#### [EXERCISE INSTRUCTIONS]
Look for "Ratio" in the listing below. Gather each line that contains it.

#### [TASK INPUT]

# # # # #

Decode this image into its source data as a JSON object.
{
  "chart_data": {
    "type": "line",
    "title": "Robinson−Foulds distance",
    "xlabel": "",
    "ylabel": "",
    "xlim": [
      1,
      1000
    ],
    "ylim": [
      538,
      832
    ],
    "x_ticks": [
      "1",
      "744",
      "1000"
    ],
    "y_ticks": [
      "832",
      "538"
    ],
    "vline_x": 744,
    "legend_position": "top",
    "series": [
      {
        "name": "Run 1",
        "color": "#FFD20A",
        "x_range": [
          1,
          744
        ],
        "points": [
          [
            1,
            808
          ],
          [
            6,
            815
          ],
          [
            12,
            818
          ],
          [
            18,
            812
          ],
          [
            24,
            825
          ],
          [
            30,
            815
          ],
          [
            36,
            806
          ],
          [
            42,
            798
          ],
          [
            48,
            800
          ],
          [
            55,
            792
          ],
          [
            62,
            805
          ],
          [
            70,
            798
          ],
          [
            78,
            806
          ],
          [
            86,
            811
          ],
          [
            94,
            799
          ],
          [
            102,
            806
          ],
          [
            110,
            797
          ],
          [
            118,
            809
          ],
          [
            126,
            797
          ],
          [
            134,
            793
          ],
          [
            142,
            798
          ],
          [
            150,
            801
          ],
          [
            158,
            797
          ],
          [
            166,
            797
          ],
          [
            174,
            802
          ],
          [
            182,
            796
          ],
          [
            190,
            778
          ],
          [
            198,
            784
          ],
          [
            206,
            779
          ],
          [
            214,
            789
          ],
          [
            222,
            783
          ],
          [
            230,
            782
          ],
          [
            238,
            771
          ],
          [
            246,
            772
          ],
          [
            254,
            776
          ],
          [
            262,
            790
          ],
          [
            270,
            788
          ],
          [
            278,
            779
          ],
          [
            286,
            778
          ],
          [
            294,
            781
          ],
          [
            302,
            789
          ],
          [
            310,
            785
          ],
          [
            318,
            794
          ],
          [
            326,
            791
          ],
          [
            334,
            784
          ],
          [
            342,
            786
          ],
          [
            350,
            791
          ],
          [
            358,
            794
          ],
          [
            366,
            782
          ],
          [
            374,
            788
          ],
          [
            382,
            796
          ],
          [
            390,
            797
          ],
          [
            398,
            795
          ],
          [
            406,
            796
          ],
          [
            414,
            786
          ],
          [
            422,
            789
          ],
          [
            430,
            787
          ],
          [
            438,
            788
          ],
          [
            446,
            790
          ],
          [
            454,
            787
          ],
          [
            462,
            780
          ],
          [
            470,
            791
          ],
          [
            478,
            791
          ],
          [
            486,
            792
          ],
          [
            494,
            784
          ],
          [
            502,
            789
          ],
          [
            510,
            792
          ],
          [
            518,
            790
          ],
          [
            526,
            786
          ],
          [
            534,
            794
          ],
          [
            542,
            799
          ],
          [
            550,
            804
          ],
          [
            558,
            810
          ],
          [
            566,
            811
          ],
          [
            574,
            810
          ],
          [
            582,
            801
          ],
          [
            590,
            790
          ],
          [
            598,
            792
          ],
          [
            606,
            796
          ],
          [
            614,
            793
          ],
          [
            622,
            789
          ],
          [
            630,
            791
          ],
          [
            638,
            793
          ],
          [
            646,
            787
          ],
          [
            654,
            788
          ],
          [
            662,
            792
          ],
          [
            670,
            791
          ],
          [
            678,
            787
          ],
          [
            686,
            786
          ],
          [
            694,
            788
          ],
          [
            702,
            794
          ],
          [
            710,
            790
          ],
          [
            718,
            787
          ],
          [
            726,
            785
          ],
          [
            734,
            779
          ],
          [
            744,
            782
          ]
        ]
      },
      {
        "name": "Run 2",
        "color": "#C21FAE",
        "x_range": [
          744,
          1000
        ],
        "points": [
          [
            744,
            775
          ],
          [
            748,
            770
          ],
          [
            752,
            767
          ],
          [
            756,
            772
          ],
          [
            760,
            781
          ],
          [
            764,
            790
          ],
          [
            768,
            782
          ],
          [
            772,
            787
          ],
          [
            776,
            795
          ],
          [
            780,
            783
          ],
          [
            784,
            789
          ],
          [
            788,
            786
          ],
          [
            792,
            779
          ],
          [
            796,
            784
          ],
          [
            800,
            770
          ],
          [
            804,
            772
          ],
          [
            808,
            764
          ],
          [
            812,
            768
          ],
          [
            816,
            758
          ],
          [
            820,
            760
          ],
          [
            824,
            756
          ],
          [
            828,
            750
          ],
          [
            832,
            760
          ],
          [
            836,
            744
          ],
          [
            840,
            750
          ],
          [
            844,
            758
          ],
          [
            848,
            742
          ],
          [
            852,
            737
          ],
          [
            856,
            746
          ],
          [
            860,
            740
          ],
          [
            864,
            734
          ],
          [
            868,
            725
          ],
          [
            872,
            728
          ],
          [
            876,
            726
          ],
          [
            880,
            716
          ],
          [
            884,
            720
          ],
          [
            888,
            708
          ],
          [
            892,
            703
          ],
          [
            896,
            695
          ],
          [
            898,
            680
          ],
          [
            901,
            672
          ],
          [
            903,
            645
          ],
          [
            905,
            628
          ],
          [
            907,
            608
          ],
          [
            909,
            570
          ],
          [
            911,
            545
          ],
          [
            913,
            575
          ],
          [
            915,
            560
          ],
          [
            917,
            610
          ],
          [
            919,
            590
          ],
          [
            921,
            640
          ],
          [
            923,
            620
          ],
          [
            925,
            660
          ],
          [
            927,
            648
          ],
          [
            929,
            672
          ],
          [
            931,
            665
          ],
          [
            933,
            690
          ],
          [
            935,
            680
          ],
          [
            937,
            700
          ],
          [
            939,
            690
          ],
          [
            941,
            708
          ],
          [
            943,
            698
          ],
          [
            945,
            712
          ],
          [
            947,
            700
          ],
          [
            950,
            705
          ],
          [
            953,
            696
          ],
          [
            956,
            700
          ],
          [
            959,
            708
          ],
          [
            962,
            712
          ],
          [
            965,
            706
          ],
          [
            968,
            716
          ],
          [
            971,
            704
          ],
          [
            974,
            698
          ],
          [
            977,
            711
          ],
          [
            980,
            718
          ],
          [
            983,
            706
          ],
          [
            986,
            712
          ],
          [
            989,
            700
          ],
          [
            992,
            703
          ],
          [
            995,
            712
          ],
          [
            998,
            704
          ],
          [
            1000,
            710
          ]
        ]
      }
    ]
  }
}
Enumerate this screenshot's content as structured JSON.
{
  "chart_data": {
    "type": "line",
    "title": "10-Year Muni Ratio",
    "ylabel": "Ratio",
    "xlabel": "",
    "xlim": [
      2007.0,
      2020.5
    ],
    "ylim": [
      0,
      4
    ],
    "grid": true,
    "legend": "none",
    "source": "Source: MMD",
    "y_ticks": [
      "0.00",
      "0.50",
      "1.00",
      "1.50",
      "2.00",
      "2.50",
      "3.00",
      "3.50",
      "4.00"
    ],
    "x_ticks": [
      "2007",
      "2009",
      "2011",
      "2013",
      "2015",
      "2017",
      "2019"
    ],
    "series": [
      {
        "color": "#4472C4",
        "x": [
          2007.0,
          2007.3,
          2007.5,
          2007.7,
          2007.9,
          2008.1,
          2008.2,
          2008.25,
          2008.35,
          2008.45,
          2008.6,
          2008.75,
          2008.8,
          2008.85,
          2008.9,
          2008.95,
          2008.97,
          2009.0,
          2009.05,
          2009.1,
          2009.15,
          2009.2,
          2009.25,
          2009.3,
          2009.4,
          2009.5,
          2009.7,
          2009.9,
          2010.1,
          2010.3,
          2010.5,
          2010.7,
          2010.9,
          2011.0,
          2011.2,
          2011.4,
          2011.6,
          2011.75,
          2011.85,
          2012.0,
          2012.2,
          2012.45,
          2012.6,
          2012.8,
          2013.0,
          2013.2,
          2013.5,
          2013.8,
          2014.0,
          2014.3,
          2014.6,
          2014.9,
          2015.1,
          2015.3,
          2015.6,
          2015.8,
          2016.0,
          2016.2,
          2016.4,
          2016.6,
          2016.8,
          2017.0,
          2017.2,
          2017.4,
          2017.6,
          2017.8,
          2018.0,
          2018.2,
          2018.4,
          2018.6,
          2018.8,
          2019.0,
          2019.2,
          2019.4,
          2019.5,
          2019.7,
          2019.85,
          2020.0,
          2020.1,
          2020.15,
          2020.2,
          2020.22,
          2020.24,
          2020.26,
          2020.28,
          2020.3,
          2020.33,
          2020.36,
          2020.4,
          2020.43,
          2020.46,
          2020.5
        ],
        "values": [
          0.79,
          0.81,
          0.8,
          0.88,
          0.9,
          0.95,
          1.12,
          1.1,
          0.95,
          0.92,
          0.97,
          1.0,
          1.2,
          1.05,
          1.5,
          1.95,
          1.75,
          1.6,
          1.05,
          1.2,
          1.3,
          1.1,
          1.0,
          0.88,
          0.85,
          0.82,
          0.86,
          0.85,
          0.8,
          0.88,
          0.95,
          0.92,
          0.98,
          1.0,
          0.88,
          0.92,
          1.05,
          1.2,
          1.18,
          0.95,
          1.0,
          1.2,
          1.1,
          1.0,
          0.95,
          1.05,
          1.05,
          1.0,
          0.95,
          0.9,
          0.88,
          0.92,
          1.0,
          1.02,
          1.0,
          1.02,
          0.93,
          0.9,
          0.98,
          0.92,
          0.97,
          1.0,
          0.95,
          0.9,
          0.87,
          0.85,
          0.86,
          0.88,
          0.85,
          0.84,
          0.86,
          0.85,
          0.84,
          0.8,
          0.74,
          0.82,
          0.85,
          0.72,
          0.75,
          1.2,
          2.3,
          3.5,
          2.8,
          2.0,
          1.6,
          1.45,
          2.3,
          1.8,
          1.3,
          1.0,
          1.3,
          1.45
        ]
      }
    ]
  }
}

# # # # #

#### [SOLUTION TO THE PROBLEM]
    "title": "10-Year Muni Ratio",
    "ylabel": "Ratio",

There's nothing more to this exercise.